What the task asks
Exactly as they appear, output all of the entries.
»»
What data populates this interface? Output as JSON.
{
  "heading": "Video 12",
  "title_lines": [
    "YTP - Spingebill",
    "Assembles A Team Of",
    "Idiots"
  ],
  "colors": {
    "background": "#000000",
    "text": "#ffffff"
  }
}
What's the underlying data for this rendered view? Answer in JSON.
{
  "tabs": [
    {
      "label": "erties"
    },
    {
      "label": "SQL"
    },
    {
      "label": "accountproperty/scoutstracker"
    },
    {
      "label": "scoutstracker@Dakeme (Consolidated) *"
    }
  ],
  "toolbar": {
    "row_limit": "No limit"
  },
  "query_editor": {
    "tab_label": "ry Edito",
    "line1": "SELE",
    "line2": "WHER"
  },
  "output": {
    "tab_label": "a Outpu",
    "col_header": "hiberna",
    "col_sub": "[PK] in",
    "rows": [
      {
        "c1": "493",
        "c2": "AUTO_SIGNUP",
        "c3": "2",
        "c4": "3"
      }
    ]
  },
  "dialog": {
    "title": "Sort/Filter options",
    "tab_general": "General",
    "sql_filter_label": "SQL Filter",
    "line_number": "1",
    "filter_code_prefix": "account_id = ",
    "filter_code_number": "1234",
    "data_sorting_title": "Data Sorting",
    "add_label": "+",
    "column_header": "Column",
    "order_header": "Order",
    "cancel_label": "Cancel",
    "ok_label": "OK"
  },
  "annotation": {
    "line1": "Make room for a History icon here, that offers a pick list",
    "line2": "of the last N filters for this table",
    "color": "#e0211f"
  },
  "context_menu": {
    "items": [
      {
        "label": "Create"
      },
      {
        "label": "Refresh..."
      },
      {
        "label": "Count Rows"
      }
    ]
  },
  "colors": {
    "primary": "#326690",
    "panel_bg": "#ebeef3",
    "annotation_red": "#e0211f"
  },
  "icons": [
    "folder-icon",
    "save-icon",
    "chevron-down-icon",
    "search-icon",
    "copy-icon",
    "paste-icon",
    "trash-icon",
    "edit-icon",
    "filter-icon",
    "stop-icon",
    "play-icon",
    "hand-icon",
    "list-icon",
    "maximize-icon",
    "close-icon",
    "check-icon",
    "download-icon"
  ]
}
««
Expected answer
What data populates this interface? Output as JSON.
{
  "heading": "Video 12",
  "title_lines": [
    "YTP - Spingebill",
    "Assembles A Team Of",
    "Idiots"
  ],
  "colors": {
    "background": "#000000",
    "text": "#ffffff"
  }
}
What's the underlying data for this rendered view? Answer in JSON.
{
  "tabs": [
    {
      "label": "erties"
    },
    {
      "label": "SQL"
    },
    {
      "label": "accountproperty/scoutstracker"
    },
    {
      "label": "scoutstracker@Dakeme (Consolidated) *"
    }
  ],
  "toolbar": {
    "row_limit": "No limit"
  },
  "query_editor": {
    "tab_label": "ry Edito",
    "line1": "SELE",
    "line2": "WHER"
  },
  "output": {
    "tab_label": "a Outpu",
    "col_header": "hiberna",
    "col_sub": "[PK] in",
    "rows": [
      {
        "c1": "493",
        "c2": "AUTO_SIGNUP",
        "c3": "2",
        "c4": "3"
      }
    ]
  },
  "dialog": {
    "title": "Sort/Filter options",
    "tab_general": "General",
    "sql_filter_label": "SQL Filter",
    "line_number": "1",
    "filter_code_prefix": "account_id = ",
    "filter_code_number": "1234",
    "data_sorting_title": "Data Sorting",
    "add_label": "+",
    "column_header": "Column",
    "order_header": "Order",
    "cancel_label": "Cancel",
    "ok_label": "OK"
  },
  "annotation": {
    "line1": "Make room for a History icon here, that offers a pick list",
    "line2": "of the last N filters for this table",
    "color": "#e0211f"
  },
  "context_menu": {
    "items": [
      {
        "label": "Create"
      },
      {
        "label": "Refresh..."
      },
      {
        "label": "Count Rows"
      }
    ]
  },
  "colors": {
    "primary": "#326690",
    "panel_bg": "#ebeef3",
    "annotation_red": "#e0211f"
  },
  "icons": [
    "folder-icon",
    "save-icon",
    "chevron-down-icon",
    "search-icon",
    "copy-icon",
    "paste-icon",
    "trash-icon",
    "edit-icon",
    "filter-icon",
    "stop-icon",
    "play-icon",
    "hand-icon",
    "list-icon",
    "maximize-icon",
    "close-icon",
    "check-icon",
    "download-icon"
  ]
}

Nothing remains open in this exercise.